SUPPLIED INFORMATION:
★ ★ ★

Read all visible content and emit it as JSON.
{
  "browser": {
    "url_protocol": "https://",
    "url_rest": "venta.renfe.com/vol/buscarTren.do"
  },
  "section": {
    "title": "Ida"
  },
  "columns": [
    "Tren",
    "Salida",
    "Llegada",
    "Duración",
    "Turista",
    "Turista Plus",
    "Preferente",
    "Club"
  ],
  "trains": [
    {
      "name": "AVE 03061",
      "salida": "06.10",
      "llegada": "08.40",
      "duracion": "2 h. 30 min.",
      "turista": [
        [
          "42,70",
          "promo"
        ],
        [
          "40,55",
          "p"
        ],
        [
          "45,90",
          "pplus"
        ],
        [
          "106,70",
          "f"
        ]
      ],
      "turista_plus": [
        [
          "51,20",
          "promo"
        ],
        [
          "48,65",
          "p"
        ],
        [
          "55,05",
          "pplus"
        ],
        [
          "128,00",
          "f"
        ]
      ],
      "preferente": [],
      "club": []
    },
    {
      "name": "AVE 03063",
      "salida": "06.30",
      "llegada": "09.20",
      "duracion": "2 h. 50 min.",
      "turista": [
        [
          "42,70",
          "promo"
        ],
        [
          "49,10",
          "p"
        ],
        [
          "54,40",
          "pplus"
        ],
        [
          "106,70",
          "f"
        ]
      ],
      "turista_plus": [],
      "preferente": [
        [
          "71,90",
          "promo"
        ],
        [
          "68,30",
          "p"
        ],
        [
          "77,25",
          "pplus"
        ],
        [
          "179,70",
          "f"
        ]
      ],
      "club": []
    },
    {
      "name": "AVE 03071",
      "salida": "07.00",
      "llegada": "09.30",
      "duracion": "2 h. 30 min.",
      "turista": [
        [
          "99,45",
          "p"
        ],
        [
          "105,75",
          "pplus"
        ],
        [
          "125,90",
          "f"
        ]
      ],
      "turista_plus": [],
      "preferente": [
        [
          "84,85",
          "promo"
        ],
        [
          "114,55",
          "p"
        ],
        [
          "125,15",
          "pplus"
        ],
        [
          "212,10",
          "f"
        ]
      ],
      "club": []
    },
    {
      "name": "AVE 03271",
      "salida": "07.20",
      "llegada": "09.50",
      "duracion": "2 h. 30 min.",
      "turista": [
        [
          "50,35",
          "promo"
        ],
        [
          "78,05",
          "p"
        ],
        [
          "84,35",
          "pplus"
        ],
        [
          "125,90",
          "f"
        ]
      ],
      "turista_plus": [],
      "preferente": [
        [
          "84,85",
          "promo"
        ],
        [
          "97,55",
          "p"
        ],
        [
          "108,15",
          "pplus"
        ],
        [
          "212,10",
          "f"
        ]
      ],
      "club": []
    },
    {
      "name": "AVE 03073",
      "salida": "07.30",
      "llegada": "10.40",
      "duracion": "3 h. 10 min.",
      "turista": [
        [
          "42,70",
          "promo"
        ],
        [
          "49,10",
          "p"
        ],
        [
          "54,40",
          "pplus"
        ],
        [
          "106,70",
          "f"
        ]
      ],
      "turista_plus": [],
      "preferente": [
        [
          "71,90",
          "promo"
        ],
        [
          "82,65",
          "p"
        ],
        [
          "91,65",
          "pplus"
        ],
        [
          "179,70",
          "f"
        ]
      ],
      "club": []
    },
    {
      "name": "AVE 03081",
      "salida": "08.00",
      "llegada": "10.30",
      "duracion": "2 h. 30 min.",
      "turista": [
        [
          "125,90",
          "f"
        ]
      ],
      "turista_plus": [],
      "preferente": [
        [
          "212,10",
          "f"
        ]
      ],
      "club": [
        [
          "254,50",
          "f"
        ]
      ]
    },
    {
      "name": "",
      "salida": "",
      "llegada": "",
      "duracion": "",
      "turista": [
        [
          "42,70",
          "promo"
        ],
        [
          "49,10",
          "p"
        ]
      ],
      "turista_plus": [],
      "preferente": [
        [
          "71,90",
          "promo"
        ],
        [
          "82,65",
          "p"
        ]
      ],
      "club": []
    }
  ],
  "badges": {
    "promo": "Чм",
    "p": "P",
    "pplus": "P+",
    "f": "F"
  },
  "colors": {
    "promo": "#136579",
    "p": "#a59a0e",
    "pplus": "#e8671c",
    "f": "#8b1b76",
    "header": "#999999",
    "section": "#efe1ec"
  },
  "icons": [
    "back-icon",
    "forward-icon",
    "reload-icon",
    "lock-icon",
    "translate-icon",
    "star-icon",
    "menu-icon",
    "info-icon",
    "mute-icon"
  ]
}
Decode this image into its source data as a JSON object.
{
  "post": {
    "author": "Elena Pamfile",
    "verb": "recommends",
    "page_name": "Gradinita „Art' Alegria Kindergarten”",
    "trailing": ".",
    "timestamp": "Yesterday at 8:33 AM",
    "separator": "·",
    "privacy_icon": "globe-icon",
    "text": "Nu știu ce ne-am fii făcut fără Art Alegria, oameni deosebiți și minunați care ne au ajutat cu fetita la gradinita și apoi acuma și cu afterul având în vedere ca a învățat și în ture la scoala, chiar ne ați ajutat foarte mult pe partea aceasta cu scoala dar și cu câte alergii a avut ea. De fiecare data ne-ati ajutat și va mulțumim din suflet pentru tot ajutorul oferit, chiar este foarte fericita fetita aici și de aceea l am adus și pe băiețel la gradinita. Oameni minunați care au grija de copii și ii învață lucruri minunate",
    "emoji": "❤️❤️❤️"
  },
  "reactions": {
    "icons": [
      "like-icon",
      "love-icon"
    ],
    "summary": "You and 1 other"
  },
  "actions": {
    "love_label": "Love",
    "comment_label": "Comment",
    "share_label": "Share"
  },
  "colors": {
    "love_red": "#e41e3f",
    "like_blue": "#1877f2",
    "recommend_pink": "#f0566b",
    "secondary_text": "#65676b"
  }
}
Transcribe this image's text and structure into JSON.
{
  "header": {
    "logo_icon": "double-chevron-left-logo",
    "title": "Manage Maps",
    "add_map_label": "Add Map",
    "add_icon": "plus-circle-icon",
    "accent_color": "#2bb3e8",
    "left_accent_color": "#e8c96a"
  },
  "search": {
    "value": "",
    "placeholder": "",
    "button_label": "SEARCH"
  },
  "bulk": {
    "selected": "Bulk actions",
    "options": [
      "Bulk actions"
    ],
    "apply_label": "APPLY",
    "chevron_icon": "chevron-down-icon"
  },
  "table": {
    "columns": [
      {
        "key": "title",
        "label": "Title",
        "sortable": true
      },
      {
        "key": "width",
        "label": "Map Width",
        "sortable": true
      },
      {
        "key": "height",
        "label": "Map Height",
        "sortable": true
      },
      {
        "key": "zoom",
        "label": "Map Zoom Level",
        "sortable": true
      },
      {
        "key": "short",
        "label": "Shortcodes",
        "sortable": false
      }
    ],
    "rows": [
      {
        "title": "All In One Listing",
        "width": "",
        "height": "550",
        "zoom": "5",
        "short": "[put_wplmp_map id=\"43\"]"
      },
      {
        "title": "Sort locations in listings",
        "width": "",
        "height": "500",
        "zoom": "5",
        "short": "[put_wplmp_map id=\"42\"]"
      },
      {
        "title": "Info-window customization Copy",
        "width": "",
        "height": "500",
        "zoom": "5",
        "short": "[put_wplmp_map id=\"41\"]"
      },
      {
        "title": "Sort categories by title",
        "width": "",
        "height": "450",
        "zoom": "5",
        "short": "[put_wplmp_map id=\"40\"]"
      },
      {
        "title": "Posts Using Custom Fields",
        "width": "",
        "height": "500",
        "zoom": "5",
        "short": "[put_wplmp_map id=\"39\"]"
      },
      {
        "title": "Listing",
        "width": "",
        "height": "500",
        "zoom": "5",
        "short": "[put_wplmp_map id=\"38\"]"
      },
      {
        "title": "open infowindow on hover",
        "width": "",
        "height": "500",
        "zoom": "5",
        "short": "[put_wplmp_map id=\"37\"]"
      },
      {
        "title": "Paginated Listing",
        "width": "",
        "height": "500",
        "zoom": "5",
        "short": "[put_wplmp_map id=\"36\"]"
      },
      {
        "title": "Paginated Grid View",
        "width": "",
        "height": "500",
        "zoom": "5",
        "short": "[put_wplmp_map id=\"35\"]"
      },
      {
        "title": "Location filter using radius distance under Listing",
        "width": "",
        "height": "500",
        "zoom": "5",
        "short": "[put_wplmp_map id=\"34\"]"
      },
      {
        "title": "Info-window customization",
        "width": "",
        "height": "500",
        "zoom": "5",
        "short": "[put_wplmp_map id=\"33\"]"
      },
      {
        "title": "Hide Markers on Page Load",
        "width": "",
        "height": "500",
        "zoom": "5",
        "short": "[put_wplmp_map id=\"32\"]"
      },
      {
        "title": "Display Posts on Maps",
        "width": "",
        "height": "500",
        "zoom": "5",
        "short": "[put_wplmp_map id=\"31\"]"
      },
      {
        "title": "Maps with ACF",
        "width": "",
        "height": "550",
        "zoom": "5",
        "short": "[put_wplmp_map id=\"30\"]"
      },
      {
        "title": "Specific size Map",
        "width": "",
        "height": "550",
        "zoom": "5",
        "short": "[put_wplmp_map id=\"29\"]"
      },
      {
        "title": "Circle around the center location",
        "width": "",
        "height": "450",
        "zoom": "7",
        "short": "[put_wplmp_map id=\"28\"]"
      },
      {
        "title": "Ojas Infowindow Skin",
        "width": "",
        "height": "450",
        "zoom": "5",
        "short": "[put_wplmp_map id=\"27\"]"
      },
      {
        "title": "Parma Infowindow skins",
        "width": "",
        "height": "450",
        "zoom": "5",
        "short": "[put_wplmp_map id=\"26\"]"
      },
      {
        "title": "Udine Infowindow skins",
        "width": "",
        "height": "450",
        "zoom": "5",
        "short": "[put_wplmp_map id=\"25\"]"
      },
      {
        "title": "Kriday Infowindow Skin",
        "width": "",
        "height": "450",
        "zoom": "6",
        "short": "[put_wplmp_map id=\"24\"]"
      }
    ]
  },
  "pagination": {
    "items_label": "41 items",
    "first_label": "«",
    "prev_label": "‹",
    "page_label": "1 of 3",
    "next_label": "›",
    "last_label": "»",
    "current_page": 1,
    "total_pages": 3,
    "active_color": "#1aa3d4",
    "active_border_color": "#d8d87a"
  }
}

★ ★ ★

YOUR OBJECTIVE: Using the records above, gather all lines where the string "Paginated" is present.

WRITTEN RESPONSE:
        "title": "Paginated Listing",
        "title": "Paginated Grid View",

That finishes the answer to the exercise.